_Problem to work on:_ Could you give the data below again, exactly and completely?

========================================

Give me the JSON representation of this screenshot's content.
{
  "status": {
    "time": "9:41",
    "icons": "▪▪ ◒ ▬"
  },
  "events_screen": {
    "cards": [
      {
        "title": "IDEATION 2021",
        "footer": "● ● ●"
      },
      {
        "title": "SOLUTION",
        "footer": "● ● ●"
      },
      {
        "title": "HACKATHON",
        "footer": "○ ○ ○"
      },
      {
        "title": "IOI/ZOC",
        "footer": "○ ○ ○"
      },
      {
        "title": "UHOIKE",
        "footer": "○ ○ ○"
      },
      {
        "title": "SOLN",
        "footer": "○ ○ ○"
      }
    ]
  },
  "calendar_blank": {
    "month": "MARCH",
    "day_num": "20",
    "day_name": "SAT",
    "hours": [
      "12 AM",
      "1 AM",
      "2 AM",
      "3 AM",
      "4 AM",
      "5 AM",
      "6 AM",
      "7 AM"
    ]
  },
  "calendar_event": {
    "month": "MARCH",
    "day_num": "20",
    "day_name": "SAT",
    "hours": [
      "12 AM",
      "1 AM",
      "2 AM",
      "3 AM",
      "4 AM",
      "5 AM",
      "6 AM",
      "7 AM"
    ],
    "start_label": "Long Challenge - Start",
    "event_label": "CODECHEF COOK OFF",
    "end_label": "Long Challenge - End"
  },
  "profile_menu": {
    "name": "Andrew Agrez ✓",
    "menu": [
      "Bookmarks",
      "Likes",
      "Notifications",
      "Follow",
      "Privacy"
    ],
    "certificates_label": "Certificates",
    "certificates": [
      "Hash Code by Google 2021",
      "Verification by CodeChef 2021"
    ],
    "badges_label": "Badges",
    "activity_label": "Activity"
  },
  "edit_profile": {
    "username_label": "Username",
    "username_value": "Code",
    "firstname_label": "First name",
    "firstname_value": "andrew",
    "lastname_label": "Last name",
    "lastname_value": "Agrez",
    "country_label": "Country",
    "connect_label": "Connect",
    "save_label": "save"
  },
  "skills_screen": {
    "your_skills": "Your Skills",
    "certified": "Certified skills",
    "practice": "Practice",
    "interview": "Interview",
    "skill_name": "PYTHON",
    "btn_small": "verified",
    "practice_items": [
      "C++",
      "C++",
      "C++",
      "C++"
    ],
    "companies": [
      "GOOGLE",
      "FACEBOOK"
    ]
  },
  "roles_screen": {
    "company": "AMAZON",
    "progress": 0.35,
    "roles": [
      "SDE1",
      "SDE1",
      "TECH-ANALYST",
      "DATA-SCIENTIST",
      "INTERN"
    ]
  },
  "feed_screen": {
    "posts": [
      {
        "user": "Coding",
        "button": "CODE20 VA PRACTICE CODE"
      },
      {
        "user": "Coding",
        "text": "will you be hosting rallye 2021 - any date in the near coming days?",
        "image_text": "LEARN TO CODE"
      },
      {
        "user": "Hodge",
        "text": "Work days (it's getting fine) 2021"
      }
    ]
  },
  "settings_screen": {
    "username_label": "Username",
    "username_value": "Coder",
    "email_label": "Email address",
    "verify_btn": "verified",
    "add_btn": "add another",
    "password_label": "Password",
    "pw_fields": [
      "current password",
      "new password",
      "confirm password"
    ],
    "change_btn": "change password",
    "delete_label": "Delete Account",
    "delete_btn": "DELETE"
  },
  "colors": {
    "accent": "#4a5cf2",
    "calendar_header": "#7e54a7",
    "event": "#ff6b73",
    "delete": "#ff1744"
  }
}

========================================

_Answer:_
Give me the JSON representation of this screenshot's content.
{
  "status": {
    "time": "9:41",
    "icons": "▪▪ ◒ ▬"
  },
  "events_screen": {
    "cards": [
      {
        "title": "IDEATION 2021",
        "footer": "● ● ●"
      },
      {
        "title": "SOLUTION",
        "footer": "● ● ●"
      },
      {
        "title": "HACKATHON",
        "footer": "○ ○ ○"
      },
      {
        "title": "IOI/ZOC",
        "footer": "○ ○ ○"
      },
      {
        "title": "UHOIKE",
        "footer": "○ ○ ○"
      },
      {
        "title": "SOLN",
        "footer": "○ ○ ○"
      }
    ]
  },
  "calendar_blank": {
    "month": "MARCH",
    "day_num": "20",
    "day_name": "SAT",
    "hours": [
      "12 AM",
      "1 AM",
      "2 AM",
      "3 AM",
      "4 AM",
      "5 AM",
      "6 AM",
      "7 AM"
    ]
  },
  "calendar_event": {
    "month": "MARCH",
    "day_num": "20",
    "day_name": "SAT",
    "hours": [
      "12 AM",
      "1 AM",
      "2 AM",
      "3 AM",
      "4 AM",
      "5 AM",
      "6 AM",
      "7 AM"
    ],
    "start_label": "Long Challenge - Start",
    "event_label": "CODECHEF COOK OFF",
    "end_label": "Long Challenge - End"
  },
  "profile_menu": {
    "name": "Andrew Agrez ✓",
    "menu": [
      "Bookmarks",
      "Likes",
      "Notifications",
      "Follow",
      "Privacy"
    ],
    "certificates_label": "Certificates",
    "certificates": [
      "Hash Code by Google 2021",
      "Verification by CodeChef 2021"
    ],
    "badges_label": "Badges",
    "activity_label": "Activity"
  },
  "edit_profile": {
    "username_label": "Username",
    "username_value": "Code",
    "firstname_label": "First name",
    "firstname_value": "andrew",
    "lastname_label": "Last name",
    "lastname_value": "Agrez",
    "country_label": "Country",
    "connect_label": "Connect",
    "save_label": "save"
  },
  "skills_screen": {
    "your_skills": "Your Skills",
    "certified": "Certified skills",
    "practice": "Practice",
    "interview": "Interview",
    "skill_name": "PYTHON",
    "btn_small": "verified",
    "practice_items": [
      "C++",
      "C++",
      "C++",
      "C++"
    ],
    "companies": [
      "GOOGLE",
      "FACEBOOK"
    ]
  },
  "roles_screen": {
    "company": "AMAZON",
    "progress": 0.35,
    "roles": [
      "SDE1",
      "SDE1",
      "TECH-ANALYST",
      "DATA-SCIENTIST",
      "INTERN"
    ]
  },
  "feed_screen": {
    "posts": [
      {
        "user": "Coding",
        "button": "CODE20 VA PRACTICE CODE"
      },
      {
        "user": "Coding",
        "text": "will you be hosting rallye 2021 - any date in the near coming days?",
        "image_text": "LEARN TO CODE"
      },
      {
        "user": "Hodge",
        "text": "Work days (it's getting fine) 2021"
      }
    ]
  },
  "settings_screen": {
    "username_label": "Username",
    "username_value": "Coder",
    "email_label": "Email address",
    "verify_btn": "verified",
    "add_btn": "add another",
    "password_label": "Password",
    "pw_fields": [
      "current password",
      "new password",
      "confirm password"
    ],
    "change_btn": "change password",
    "delete_label": "Delete Account",
    "delete_btn": "DELETE"
  },
  "colors": {
    "accent": "#4a5cf2",
    "calendar_header": "#7e54a7",
    "event": "#ff6b73",
    "delete": "#ff1744"
  }
}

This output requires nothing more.